>> START AVAILABLE RECORDS

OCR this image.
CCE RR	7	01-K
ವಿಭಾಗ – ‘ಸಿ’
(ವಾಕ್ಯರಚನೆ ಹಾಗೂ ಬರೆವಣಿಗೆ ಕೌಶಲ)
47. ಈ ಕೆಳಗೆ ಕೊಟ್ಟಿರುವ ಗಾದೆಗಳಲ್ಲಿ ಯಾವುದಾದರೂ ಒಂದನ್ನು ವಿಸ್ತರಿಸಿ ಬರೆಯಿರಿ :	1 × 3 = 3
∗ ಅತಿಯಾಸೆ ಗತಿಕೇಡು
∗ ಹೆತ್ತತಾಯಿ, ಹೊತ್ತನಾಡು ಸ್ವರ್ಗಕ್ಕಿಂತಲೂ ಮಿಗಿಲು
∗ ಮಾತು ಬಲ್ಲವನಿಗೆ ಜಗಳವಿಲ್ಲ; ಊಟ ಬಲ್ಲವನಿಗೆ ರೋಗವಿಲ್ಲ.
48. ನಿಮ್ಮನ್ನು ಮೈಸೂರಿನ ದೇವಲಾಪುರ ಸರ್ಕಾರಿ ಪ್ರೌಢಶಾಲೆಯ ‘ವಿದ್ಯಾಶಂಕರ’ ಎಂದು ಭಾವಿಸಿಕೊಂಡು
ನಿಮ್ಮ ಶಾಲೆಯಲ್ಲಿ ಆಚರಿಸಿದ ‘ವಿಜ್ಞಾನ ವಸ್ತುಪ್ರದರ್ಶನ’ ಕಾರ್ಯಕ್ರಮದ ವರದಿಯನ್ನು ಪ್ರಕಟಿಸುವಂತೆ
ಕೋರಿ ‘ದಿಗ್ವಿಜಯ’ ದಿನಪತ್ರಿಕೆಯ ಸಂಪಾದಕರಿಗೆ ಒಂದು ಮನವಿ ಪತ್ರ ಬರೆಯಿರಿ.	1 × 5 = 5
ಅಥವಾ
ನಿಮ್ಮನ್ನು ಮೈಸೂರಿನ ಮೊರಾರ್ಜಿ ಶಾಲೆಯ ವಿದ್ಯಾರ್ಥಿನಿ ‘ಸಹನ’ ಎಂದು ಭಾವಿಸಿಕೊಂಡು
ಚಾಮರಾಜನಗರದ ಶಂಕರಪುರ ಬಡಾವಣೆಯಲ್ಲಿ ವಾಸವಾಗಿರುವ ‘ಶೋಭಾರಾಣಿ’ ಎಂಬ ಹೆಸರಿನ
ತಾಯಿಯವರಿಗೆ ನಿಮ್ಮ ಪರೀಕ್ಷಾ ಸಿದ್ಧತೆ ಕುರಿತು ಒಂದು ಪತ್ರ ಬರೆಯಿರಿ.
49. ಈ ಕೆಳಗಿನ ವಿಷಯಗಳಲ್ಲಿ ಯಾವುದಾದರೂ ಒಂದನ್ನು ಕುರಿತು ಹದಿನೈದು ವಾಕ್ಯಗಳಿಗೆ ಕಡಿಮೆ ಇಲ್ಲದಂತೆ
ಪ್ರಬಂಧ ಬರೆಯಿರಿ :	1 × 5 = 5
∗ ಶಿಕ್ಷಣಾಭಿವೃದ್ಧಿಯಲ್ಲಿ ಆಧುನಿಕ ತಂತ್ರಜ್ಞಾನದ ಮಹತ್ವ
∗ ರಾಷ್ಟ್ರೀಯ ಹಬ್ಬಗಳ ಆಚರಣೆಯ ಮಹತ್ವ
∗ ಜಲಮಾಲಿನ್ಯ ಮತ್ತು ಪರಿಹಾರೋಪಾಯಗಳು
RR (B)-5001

>> END AVAILABLE RECORDS

• [GIVEN INSTRUCTION]
The records above must be output exactly, in full.

• [CORRECT ANSWER]
OCR this image.
CCE RR	7	01-K
ವಿಭಾಗ – ‘ಸಿ’
(ವಾಕ್ಯರಚನೆ ಹಾಗೂ ಬರೆವಣಿಗೆ ಕೌಶಲ)
47. ಈ ಕೆಳಗೆ ಕೊಟ್ಟಿರುವ ಗಾದೆಗಳಲ್ಲಿ ಯಾವುದಾದರೂ ಒಂದನ್ನು ವಿಸ್ತರಿಸಿ ಬರೆಯಿರಿ :	1 × 3 = 3
∗ ಅತಿಯಾಸೆ ಗತಿಕೇಡು
∗ ಹೆತ್ತತಾಯಿ, ಹೊತ್ತನಾಡು ಸ್ವರ್ಗಕ್ಕಿಂತಲೂ ಮಿಗಿಲು
∗ ಮಾತು ಬಲ್ಲವನಿಗೆ ಜಗಳವಿಲ್ಲ; ಊಟ ಬಲ್ಲವನಿಗೆ ರೋಗವಿಲ್ಲ.
48. ನಿಮ್ಮನ್ನು ಮೈಸೂರಿನ ದೇವಲಾಪುರ ಸರ್ಕಾರಿ ಪ್ರೌಢಶಾಲೆಯ ‘ವಿದ್ಯಾಶಂಕರ’ ಎಂದು ಭಾವಿಸಿಕೊಂಡು
ನಿಮ್ಮ ಶಾಲೆಯಲ್ಲಿ ಆಚರಿಸಿದ ‘ವಿಜ್ಞಾನ ವಸ್ತುಪ್ರದರ್ಶನ’ ಕಾರ್ಯಕ್ರಮದ ವರದಿಯನ್ನು ಪ್ರಕಟಿಸುವಂತೆ
ಕೋರಿ ‘ದಿಗ್ವಿಜಯ’ ದಿನಪತ್ರಿಕೆಯ ಸಂಪಾದಕರಿಗೆ ಒಂದು ಮನವಿ ಪತ್ರ ಬರೆಯಿರಿ.	1 × 5 = 5
ಅಥವಾ
ನಿಮ್ಮನ್ನು ಮೈಸೂರಿನ ಮೊರಾರ್ಜಿ ಶಾಲೆಯ ವಿದ್ಯಾರ್ಥಿನಿ ‘ಸಹನ’ ಎಂದು ಭಾವಿಸಿಕೊಂಡು
ಚಾಮರಾಜನಗರದ ಶಂಕರಪುರ ಬಡಾವಣೆಯಲ್ಲಿ ವಾಸವಾಗಿರುವ ‘ಶೋಭಾರಾಣಿ’ ಎಂಬ ಹೆಸರಿನ
ತಾಯಿಯವರಿಗೆ ನಿಮ್ಮ ಪರೀಕ್ಷಾ ಸಿದ್ಧತೆ ಕುರಿತು ಒಂದು ಪತ್ರ ಬರೆಯಿರಿ.
49. ಈ ಕೆಳಗಿನ ವಿಷಯಗಳಲ್ಲಿ ಯಾವುದಾದರೂ ಒಂದನ್ನು ಕುರಿತು ಹದಿನೈದು ವಾಕ್ಯಗಳಿಗೆ ಕಡಿಮೆ ಇಲ್ಲದಂತೆ
ಪ್ರಬಂಧ ಬರೆಯಿರಿ :	1 × 5 = 5
∗ ಶಿಕ್ಷಣಾಭಿವೃದ್ಧಿಯಲ್ಲಿ ಆಧುನಿಕ ತಂತ್ರಜ್ಞಾನದ ಮಹತ್ವ
∗ ರಾಷ್ಟ್ರೀಯ ಹಬ್ಬಗಳ ಆಚರಣೆಯ ಮಹತ್ವ
∗ ಜಲಮಾಲಿನ್ಯ ಮತ್ತು ಪರಿಹಾರೋಪಾಯಗಳು
RR (B)-5001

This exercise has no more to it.